> TO BE DONE: Skip the images. Copy the records exactly as written.

> DATA SUPPLIED:

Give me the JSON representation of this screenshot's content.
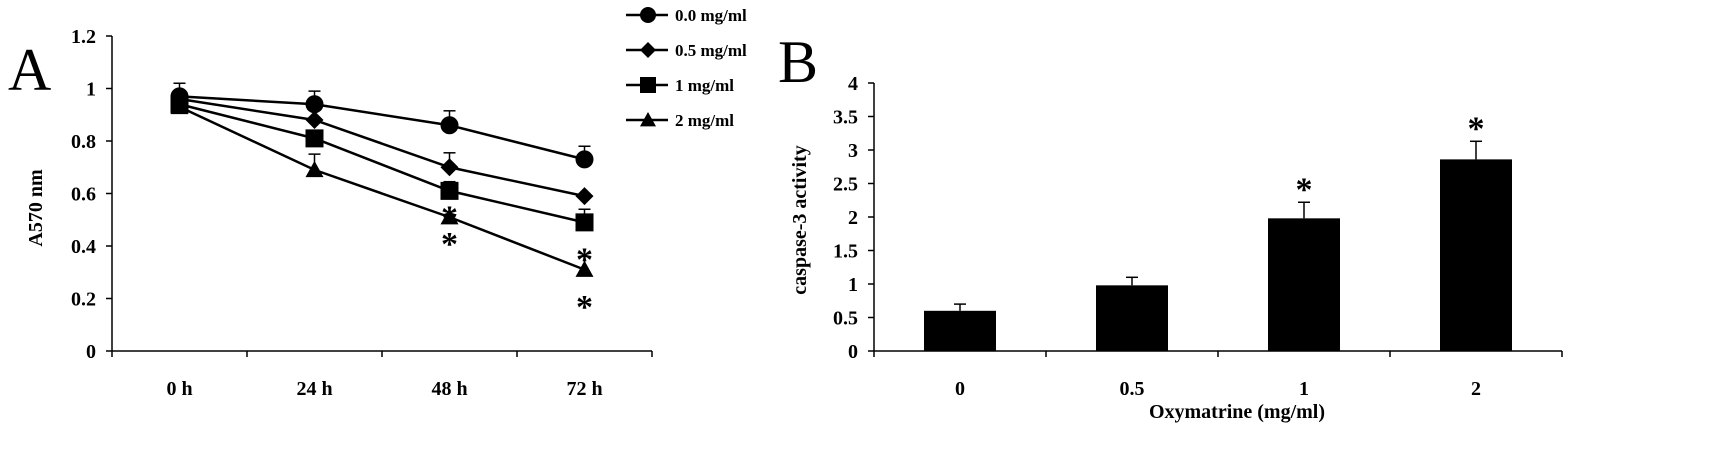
{
  "chart_data": [
    {
      "panel": "A",
      "type": "line",
      "categories": [
        "0 h",
        "24 h",
        "48 h",
        "72 h"
      ],
      "ylabel": "A570 nm",
      "xlabel": "",
      "ylim": [
        0,
        1.2
      ],
      "yticks": [
        0,
        0.2,
        0.4,
        0.6,
        0.8,
        1,
        1.2
      ],
      "ytick_labels": [
        "0",
        "0.2",
        "0.4",
        "0.6",
        "0.8",
        "1",
        "1.2"
      ],
      "series": [
        {
          "name": "0.0 mg/ml",
          "marker": "circle",
          "values": [
            0.97,
            0.94,
            0.86,
            0.73
          ],
          "errors": [
            0.05,
            0.05,
            0.055,
            0.05
          ]
        },
        {
          "name": "0.5 mg/ml",
          "marker": "diamond",
          "values": [
            0.96,
            0.88,
            0.7,
            0.59
          ],
          "errors": [
            0.0,
            0.0,
            0.055,
            0.0
          ]
        },
        {
          "name": "1 mg/ml",
          "marker": "square",
          "values": [
            0.94,
            0.81,
            0.61,
            0.49
          ],
          "errors": [
            0.0,
            0.0,
            0.035,
            0.05
          ]
        },
        {
          "name": "2 mg/ml",
          "marker": "triangle",
          "values": [
            0.93,
            0.69,
            0.51,
            0.31
          ],
          "errors": [
            0.0,
            0.06,
            0.0,
            0.05
          ]
        }
      ],
      "annotations": [
        {
          "text": "*",
          "category": "48 h",
          "y": 0.55
        },
        {
          "text": "*",
          "category": "48 h",
          "y": 0.45
        },
        {
          "text": "*",
          "category": "72 h",
          "y": 0.39
        },
        {
          "text": "*",
          "category": "72 h",
          "y": 0.21
        }
      ],
      "legend": "top-right"
    },
    {
      "panel": "B",
      "type": "bar",
      "categories": [
        "0",
        "0.5",
        "1",
        "2"
      ],
      "values": [
        0.6,
        0.98,
        1.98,
        2.86
      ],
      "errors": [
        0.1,
        0.12,
        0.24,
        0.27
      ],
      "xlabel": "Oxymatrine (mg/ml)",
      "ylabel": "caspase-3 activity",
      "ylim": [
        0,
        4
      ],
      "yticks": [
        0,
        0.5,
        1,
        1.5,
        2,
        2.5,
        3,
        3.5,
        4
      ],
      "ytick_labels": [
        "0",
        "0.5",
        "1",
        "1.5",
        "2",
        "2.5",
        "3",
        "3.5",
        "4"
      ],
      "significant": [
        false,
        false,
        true,
        true
      ],
      "significance_mark": "*",
      "bar_color": "#000000"
    }
  ]
}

> ANSWER TO THE TASK:
Give me the JSON representation of this screenshot's content.
{
  "chart_data": [
    {
      "panel": "A",
      "type": "line",
      "categories": [
        "0 h",
        "24 h",
        "48 h",
        "72 h"
      ],
      "ylabel": "A570 nm",
      "xlabel": "",
      "ylim": [
        0,
        1.2
      ],
      "yticks": [
        0,
        0.2,
        0.4,
        0.6,
        0.8,
        1,
        1.2
      ],
      "ytick_labels": [
        "0",
        "0.2",
        "0.4",
        "0.6",
        "0.8",
        "1",
        "1.2"
      ],
      "series": [
        {
          "name": "0.0 mg/ml",
          "marker": "circle",
          "values": [
            0.97,
            0.94,
            0.86,
            0.73
          ],
          "errors": [
            0.05,
            0.05,
            0.055,
            0.05
          ]
        },
        {
          "name": "0.5 mg/ml",
          "marker": "diamond",
          "values": [
            0.96,
            0.88,
            0.7,
            0.59
          ],
          "errors": [
            0.0,
            0.0,
            0.055,
            0.0
          ]
        },
        {
          "name": "1 mg/ml",
          "marker": "square",
          "values": [
            0.94,
            0.81,
            0.61,
            0.49
          ],
          "errors": [
            0.0,
            0.0,
            0.035,
            0.05
          ]
        },
        {
          "name": "2 mg/ml",
          "marker": "triangle",
          "values": [
            0.93,
            0.69,
            0.51,
            0.31
          ],
          "errors": [
            0.0,
            0.06,
            0.0,
            0.05
          ]
        }
      ],
      "annotations": [
        {
          "text": "*",
          "category": "48 h",
          "y": 0.55
        },
        {
          "text": "*",
          "category": "48 h",
          "y": 0.45
        },
        {
          "text": "*",
          "category": "72 h",
          "y": 0.39
        },
        {
          "text": "*",
          "category": "72 h",
          "y": 0.21
        }
      ],
      "legend": "top-right"
    },
    {
      "panel": "B",
      "type": "bar",
      "categories": [
        "0",
        "0.5",
        "1",
        "2"
      ],
      "values": [
        0.6,
        0.98,
        1.98,
        2.86
      ],
      "errors": [
        0.1,
        0.12,
        0.24,
        0.27
      ],
      "xlabel": "Oxymatrine (mg/ml)",
      "ylabel": "caspase-3 activity",
      "ylim": [
        0,
        4
      ],
      "yticks": [
        0,
        0.5,
        1,
        1.5,
        2,
        2.5,
        3,
        3.5,
        4
      ],
      "ytick_labels": [
        "0",
        "0.5",
        "1",
        "1.5",
        "2",
        "2.5",
        "3",
        "3.5",
        "4"
      ],
      "significant": [
        false,
        false,
        true,
        true
      ],
      "significance_mark": "*",
      "bar_color": "#000000"
    }
  ]
}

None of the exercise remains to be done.